[WHAT IS ASKED]: Lay out the records as a numbered list, starting with their first line and going on through the line with "1499, 1019, 1642]", and leave out any blank lines.

start INPUT RECORDS

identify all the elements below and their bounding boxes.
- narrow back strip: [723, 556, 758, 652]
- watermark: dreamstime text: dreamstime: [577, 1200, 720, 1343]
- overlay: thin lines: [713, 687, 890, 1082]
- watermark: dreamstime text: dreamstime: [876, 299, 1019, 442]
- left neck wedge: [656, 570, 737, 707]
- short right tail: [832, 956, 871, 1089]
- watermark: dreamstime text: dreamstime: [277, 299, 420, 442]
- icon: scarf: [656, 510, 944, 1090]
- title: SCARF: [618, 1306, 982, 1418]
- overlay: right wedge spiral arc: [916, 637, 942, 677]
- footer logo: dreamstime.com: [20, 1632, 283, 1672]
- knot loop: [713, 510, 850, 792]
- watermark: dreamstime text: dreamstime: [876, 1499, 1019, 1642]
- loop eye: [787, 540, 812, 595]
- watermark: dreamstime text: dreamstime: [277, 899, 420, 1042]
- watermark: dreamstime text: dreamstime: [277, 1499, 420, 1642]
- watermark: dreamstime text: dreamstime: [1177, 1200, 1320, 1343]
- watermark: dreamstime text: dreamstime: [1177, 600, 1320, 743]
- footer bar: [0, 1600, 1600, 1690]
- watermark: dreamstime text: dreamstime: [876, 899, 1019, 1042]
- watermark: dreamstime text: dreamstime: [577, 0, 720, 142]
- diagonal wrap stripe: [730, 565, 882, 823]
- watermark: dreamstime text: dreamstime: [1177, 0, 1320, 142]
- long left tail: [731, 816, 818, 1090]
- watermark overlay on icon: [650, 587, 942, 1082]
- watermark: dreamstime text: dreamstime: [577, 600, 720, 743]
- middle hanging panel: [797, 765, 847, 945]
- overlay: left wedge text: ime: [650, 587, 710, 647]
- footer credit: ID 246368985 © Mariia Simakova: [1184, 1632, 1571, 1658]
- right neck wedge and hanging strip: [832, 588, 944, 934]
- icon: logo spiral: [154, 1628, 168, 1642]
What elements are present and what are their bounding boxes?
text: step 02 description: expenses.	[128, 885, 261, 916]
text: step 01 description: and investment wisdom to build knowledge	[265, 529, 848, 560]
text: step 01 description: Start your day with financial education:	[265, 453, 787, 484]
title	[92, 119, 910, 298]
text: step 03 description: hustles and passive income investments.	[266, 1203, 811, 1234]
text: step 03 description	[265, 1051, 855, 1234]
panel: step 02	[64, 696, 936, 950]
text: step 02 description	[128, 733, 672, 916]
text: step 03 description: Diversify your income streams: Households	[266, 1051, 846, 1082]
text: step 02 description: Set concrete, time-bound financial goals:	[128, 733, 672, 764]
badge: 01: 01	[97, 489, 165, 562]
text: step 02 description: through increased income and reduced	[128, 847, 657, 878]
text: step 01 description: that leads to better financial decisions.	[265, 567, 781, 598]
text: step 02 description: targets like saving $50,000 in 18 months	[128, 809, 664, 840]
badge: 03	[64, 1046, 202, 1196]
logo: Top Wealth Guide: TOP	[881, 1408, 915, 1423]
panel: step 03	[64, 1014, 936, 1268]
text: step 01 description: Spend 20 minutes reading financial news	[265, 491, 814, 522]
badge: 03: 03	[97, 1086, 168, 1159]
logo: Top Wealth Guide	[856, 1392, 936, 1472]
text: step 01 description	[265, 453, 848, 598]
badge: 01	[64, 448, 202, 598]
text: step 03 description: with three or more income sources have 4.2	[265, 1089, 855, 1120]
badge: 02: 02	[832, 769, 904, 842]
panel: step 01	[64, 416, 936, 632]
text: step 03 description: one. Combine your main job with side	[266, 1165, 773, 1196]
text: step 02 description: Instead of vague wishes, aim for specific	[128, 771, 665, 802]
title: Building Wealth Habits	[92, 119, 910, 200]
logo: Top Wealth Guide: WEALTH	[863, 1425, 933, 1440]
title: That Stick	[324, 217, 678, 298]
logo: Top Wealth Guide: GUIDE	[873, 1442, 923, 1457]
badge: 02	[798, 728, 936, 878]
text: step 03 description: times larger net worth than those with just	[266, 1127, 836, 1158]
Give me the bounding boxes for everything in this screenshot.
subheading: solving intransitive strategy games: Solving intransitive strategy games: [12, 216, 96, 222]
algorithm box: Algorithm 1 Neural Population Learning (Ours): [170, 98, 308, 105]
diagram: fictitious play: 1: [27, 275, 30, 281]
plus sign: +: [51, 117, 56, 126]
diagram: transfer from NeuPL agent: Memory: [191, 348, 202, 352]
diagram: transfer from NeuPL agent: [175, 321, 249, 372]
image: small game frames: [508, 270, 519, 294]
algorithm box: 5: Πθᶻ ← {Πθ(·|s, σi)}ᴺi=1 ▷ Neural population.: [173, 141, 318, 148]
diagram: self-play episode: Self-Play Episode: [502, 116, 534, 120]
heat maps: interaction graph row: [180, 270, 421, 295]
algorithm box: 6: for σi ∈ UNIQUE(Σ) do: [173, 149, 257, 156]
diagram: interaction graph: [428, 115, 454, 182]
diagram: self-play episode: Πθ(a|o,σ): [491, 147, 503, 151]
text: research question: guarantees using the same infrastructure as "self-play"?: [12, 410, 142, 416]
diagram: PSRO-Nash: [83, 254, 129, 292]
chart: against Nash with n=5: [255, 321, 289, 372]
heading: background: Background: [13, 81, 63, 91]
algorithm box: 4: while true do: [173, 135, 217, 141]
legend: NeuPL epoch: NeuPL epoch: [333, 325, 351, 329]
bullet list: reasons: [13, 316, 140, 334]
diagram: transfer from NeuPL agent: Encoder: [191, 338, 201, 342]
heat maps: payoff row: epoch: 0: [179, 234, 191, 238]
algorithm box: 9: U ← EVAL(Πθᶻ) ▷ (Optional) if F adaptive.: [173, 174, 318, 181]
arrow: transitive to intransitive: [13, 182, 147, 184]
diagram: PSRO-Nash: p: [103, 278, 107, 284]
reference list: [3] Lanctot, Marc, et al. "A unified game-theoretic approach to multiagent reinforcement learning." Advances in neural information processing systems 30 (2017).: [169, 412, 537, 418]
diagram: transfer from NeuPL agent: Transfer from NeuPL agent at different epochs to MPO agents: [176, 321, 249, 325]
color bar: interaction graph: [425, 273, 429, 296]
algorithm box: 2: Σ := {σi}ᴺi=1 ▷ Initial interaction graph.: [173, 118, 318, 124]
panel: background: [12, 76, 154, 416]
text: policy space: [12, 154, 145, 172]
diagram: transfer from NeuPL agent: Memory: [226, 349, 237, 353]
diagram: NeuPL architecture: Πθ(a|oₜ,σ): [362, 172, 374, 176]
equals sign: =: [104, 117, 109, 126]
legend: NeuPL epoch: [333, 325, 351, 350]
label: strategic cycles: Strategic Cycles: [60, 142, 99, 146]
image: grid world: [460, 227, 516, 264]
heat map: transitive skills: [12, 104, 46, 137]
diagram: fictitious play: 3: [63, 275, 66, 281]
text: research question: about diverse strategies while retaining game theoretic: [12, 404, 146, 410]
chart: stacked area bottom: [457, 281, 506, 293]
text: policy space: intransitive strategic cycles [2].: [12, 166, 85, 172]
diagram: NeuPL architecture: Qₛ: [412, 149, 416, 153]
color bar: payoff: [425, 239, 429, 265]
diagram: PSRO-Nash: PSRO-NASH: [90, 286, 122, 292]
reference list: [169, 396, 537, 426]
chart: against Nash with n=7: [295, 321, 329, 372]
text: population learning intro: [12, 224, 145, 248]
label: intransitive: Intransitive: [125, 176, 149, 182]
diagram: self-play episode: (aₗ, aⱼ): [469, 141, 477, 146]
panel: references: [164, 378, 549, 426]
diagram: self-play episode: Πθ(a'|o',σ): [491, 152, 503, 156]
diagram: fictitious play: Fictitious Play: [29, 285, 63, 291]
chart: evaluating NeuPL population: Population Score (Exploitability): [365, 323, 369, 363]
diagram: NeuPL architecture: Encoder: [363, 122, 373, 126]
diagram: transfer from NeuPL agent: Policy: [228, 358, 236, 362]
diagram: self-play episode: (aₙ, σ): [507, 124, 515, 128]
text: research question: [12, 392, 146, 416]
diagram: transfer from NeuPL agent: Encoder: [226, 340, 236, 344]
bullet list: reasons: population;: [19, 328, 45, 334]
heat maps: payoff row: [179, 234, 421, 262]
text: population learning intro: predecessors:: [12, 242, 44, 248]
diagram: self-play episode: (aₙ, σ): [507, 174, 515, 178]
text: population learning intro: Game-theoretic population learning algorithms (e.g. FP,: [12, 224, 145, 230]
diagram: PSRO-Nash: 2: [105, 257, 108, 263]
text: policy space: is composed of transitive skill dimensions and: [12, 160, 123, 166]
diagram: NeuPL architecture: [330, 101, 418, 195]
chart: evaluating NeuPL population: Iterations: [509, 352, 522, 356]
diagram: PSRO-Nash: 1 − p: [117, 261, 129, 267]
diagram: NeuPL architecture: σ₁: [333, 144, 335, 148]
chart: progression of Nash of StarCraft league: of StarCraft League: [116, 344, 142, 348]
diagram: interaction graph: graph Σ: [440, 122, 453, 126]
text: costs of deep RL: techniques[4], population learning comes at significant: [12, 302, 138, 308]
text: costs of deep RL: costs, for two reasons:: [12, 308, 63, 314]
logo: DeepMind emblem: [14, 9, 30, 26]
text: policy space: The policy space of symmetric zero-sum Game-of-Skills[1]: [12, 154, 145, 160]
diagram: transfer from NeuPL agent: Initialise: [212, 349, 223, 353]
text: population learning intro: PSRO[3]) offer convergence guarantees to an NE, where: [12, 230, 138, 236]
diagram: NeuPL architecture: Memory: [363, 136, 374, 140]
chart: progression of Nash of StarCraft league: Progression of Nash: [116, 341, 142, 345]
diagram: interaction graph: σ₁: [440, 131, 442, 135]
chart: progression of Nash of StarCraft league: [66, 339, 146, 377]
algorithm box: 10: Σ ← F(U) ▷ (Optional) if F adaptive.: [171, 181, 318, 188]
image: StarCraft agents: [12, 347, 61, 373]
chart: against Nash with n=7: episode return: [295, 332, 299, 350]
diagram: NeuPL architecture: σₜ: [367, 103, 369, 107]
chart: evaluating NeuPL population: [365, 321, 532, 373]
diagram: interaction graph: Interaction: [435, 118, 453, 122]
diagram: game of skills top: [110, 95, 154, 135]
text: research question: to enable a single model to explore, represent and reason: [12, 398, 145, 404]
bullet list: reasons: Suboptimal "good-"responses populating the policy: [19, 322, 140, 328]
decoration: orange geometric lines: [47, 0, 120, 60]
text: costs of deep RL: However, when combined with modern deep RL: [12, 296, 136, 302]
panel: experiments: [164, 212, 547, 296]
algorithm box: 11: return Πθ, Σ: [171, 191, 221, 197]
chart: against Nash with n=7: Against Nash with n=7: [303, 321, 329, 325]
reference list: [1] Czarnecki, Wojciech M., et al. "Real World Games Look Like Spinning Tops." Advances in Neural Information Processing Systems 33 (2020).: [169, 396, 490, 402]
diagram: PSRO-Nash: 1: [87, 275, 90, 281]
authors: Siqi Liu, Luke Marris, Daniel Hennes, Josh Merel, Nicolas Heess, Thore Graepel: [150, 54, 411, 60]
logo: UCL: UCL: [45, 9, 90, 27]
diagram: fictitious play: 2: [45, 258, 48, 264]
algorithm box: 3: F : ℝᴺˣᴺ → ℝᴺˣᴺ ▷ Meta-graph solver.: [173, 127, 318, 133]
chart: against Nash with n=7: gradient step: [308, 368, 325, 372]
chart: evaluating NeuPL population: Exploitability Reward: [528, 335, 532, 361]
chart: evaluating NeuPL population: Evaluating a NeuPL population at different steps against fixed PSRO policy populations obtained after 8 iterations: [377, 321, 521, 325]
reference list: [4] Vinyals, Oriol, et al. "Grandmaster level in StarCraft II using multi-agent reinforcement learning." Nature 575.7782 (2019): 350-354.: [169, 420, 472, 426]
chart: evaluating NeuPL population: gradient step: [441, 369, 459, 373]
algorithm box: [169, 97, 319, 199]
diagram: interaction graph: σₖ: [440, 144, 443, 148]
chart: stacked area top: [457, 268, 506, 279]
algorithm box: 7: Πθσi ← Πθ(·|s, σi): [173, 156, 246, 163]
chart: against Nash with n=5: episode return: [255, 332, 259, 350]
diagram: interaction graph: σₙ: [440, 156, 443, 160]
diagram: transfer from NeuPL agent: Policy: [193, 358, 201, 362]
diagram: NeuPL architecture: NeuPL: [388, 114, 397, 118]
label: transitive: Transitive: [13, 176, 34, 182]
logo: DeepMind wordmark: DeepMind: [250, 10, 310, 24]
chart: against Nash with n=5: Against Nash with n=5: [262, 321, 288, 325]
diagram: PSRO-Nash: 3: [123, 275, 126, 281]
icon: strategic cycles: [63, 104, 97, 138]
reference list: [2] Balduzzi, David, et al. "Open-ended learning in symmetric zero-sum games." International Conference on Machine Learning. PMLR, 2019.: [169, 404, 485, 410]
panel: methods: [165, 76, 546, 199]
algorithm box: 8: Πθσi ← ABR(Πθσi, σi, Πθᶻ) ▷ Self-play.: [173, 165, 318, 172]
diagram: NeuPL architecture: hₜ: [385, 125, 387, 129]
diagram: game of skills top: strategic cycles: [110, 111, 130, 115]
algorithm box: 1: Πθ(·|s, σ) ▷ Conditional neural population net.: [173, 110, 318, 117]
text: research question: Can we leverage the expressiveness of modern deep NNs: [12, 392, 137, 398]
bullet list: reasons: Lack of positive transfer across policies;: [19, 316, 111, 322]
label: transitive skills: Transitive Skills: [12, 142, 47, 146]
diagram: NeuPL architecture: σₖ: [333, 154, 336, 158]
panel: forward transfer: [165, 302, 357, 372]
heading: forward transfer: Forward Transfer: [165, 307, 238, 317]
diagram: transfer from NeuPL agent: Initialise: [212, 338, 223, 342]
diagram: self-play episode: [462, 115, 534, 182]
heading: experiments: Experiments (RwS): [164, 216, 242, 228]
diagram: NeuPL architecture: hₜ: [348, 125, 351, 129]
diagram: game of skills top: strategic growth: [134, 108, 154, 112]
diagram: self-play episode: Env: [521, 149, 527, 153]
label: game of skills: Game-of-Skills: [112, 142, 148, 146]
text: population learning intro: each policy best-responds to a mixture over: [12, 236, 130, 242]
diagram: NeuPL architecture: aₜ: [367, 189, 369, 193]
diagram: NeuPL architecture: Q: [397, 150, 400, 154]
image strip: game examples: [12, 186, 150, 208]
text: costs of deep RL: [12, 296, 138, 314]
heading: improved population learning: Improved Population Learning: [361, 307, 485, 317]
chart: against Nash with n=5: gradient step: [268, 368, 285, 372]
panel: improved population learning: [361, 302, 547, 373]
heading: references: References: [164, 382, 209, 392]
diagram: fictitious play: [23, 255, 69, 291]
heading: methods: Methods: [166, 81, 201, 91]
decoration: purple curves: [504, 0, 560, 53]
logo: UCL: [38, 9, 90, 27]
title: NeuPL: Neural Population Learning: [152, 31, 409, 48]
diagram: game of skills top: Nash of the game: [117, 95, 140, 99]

end INPUT RECORDS

[RESULT OF THIS EXERCISE]:
1. identify all the elements below and their bounding boxes.
2. - narrow back strip: [723, 556, 758, 652]
3. - watermark: dreamstime text: dreamstime: [577, 1200, 720, 1343]
4. - overlay: thin lines: [713, 687, 890, 1082]
5. - watermark: dreamstime text: dreamstime: [876, 299, 1019, 442]
6. - left neck wedge: [656, 570, 737, 707]
7. - short right tail: [832, 956, 871, 1089]
8. - watermark: dreamstime text: dreamstime: [277, 299, 420, 442]
9. - icon: scarf: [656, 510, 944, 1090]
10. - title: SCARF: [618, 1306, 982, 1418]
11. - overlay: right wedge spiral arc: [916, 637, 942, 677]
12. - footer logo: dreamstime.com: [20, 1632, 283, 1672]
13. - knot loop: [713, 510, 850, 792]
14. - watermark: dreamstime text: dreamstime: [876, 1499, 1019, 1642]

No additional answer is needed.